[Given request] Each line that holds the word "принтера" should be returned.

Saved data entries:

▽

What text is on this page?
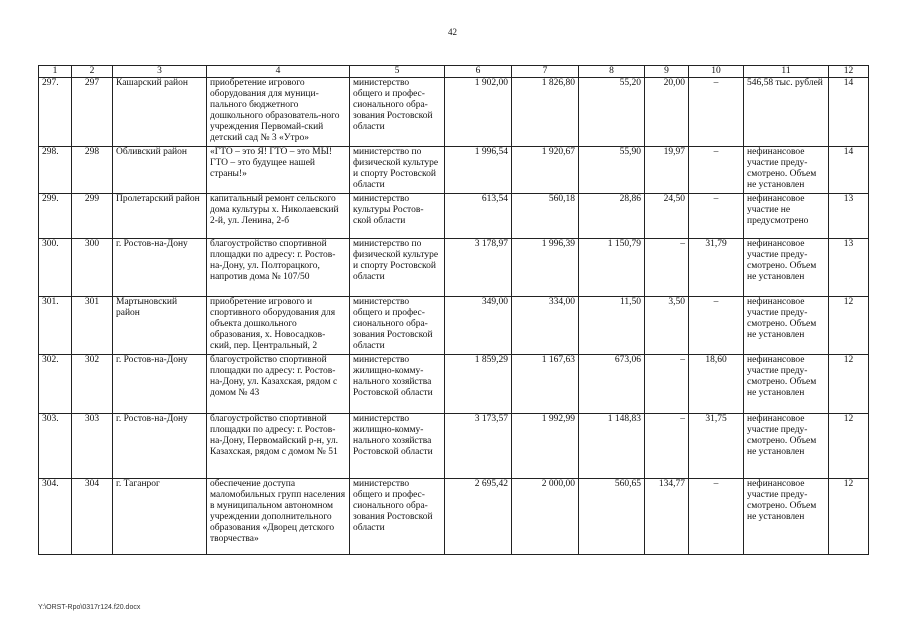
42
1	2	3	4	5	6	7	8	9	10	11	12
297.	297	Кашарский район	приобретение игрового оборудования для муници-пального бюджетного дошкольного образователь-ного учреждения Первомай-ский детский сад № 3 «Утро»	министерство общего и профес-сионального обра-зования Ростовской области	1 902,00	1 826,80	55,20	20,00	–	546,58 тыс. рублей	14
298.	298	Обливский район	«ГТО – это Я! ГТО – это МЫ! ГТО – это будущее нашей страны!»	министерство по физической культуре и спорту Ростовской области	1 996,54	1 920,67	55,90	19,97	–	нефинансовое участие преду-смотрено. Объем не установлен	14
299.	299	Пролетарский район	капитальный ремонт сельского дома культуры х. Николаевский 2-й, ул. Ленина, 2-б	министерство культуры Ростов-ской области	613,54	560,18	28,86	24,50	–	нефинансовое участие не предусмотрено	13
300.	300	г. Ростов-на-Дону	благоустройство спортивной площадки по адресу: г. Ростов-на-Дону, ул. Полторацкого, напротив дома № 107/50	министерство по физической культуре и спорту Ростовской области	3 178,97	1 996,39	1 150,79	–	31,79	нефинансовое участие преду-смотрено. Объем не установлен	13
301.	301	Мартыновский район	приобретение игрового и спортивного оборудования для объекта дошкольного образования, х. Новосадков-ский, пер. Центральный, 2	министерство общего и профес-сионального обра-зования Ростовской области	349,00	334,00	11,50	3,50	–	нефинансовое участие преду-смотрено. Объем не установлен	12
302.	302	г. Ростов-на-Дону	благоустройство спортивной площадки по адресу: г. Ростов-на-Дону, ул. Казахская, рядом с домом № 43	министерство жилищно-комму-нального хозяйства Ростовской области	1 859,29	1 167,63	673,06	–	18,60	нефинансовое участие преду-смотрено. Объем не установлен	12
303.	303	г. Ростов-на-Дону	благоустройство спортивной площадки по адресу: г. Ростов-на-Дону, Первомайский р-н, ул. Казахская, рядом с домом № 51	министерство жилищно-комму-нального хозяйства Ростовской области	3 173,57	1 992,99	1 148,83	–	31,75	нефинансовое участие преду-смотрено. Объем не установлен	12
304.	304	г. Таганрог	обеспечение доступа маломобильных групп населения в муниципальном автономном учреждении дополнительного образования «Дворец детского творчества»	министерство общего и профес-сионального обра-зования Ростовской области	2 695,42	2 000,00	560,65	134,77	–	нефинансовое участие преду-смотрено. Объем не установлен	12
Y:\ORST-Rpo\0317r124.f20.docx
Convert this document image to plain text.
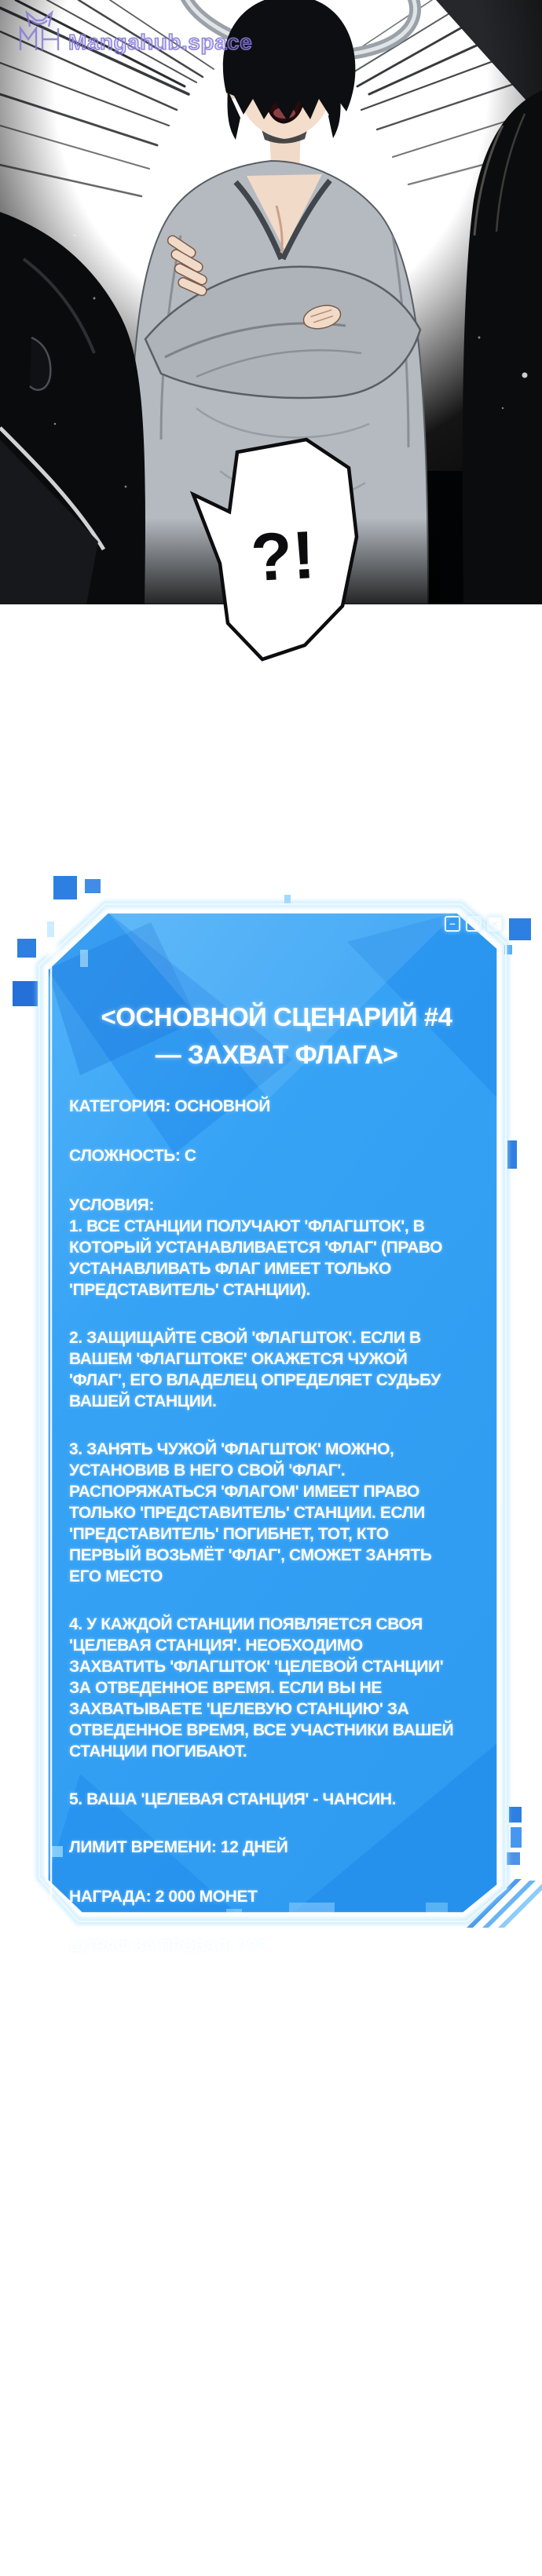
Mangahub.space
?!
– ▫ ×
<ОСНОВНОЙ СЦЕНАРИЙ #4
— ЗАХВАТ ФЛАГА>

КАТЕГОРИЯ: ОСНОВНОЙ

СЛОЖНОСТЬ: С

УСЛОВИЯ:

1. ВСЕ СТАНЦИИ ПОЛУЧАЮТ 'ФЛАГШТОК', В КОТОРЫЙ УСТАНАВЛИВАЕТСЯ 'ФЛАГ' (ПРАВО УСТАНАВЛИВАТЬ ФЛАГ ИМЕЕТ ТОЛЬКО 'ПРЕДСТАВИТЕЛЬ' СТАНЦИИ).

2. ЗАЩИЩАЙТЕ СВОЙ 'ФЛАГШТОК'. ЕСЛИ В ВАШЕМ 'ФЛАГШТОКЕ' ОКАЖЕТСЯ ЧУЖОЙ 'ФЛАГ', ЕГО ВЛАДЕЛЕЦ ОПРЕДЕЛЯЕТ СУДЬБУ ВАШЕЙ СТАНЦИИ.

3. ЗАНЯТЬ ЧУЖОЙ 'ФЛАГШТОК' МОЖНО, УСТАНОВИВ В НЕГО СВОЙ 'ФЛАГ'. РАСПОРЯЖАТЬСЯ 'ФЛАГОМ' ИМЕЕТ ПРАВО ТОЛЬКО 'ПРЕДСТАВИТЕЛЬ' СТАНЦИИ. ЕСЛИ 'ПРЕДСТАВИТЕЛЬ' ПОГИБНЕТ, ТОТ, КТО ПЕРВЫЙ ВОЗЬМЁТ 'ФЛАГ', СМОЖЕТ ЗАНЯТЬ ЕГО МЕСТО

4. У КАЖДОЙ СТАНЦИИ ПОЯВЛЯЕТСЯ СВОЯ 'ЦЕЛЕВАЯ СТАНЦИЯ'. НЕОБХОДИМО ЗАХВАТИТЬ 'ФЛАГШТОК' 'ЦЕЛЕВОЙ СТАНЦИИ' ЗА ОТВЕДЕННОЕ ВРЕМЯ. ЕСЛИ ВЫ НЕ ЗАХВАТЫВАЕТЕ 'ЦЕЛЕВУЮ СТАНЦИЮ' ЗА ОТВЕДЕННОЕ ВРЕМЯ, ВСЕ УЧАСТНИКИ ВАШЕЙ СТАНЦИИ ПОГИБАЮТ.

5. ВАША 'ЦЕЛЕВАЯ СТАНЦИЯ' - ЧАНСИН.

ЛИМИТ ВРЕМЕНИ: 12 ДНЕЙ

НАГРАДА: 2 000 МОНЕТ

ШТРАФ ЗА ПРОВАЛ: ???
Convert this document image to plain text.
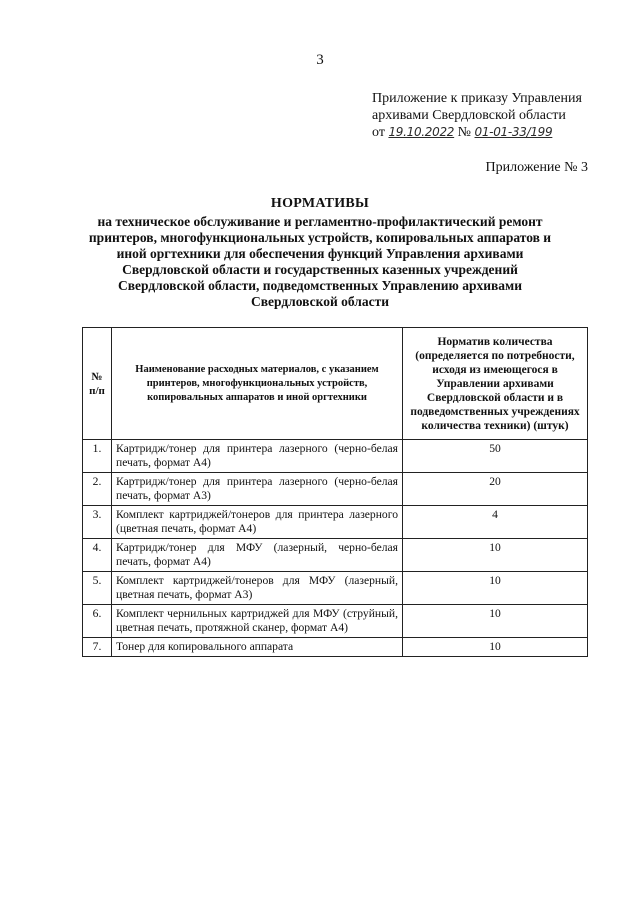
3
Приложение к приказу Управления
архивами Свердловской области
от 19.10.2022 № 01-01-33/199
Приложение № 3
НОРМАТИВЫ
на техническое обслуживание и регламентно-профилактический ремонт
принтеров, многофункциональных устройств, копировальных аппаратов и
иной оргтехники для обеспечения функций Управления архивами
Свердловской области и государственных казенных учреждений
Свердловской области, подведомственных Управлению архивами
Свердловской области
№ п/п	Наименование расходных материалов, с указанием принтеров, многофункциональных устройств, копировальных аппаратов и иной оргтехники	Норматив количества (определяется по потребности, исходя из имеющегося в Управлении архивами Свердловской области и в подведомственных учреждениях количества техники) (штук)
1.	Картридж/тонер для принтера лазерного (черно-белая печать, формат А4)	50
2.	Картридж/тонер для принтера лазерного (черно-белая печать, формат А3)	20
3.	Комплект картриджей/тонеров для принтера лазерного (цветная печать, формат А4)	4
4.	Картридж/тонер для МФУ (лазерный, черно-белая печать, формат А4)	10
5.	Комплект картриджей/тонеров для МФУ (лазерный, цветная печать, формат А3)	10
6.	Комплект чернильных картриджей для МФУ (струйный, цветная печать, протяжной сканер, формат А4)	10
7.	Тонер для копировального аппарата	10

△

[Answer to the problem]
1.	Картридж/тонер для принтера лазерного (черно-белая печать, формат А4)	50
2.	Картридж/тонер для принтера лазерного (черно-белая печать, формат А3)	20
3.	Комплект картриджей/тонеров для принтера лазерного (цветная печать, формат А4)	4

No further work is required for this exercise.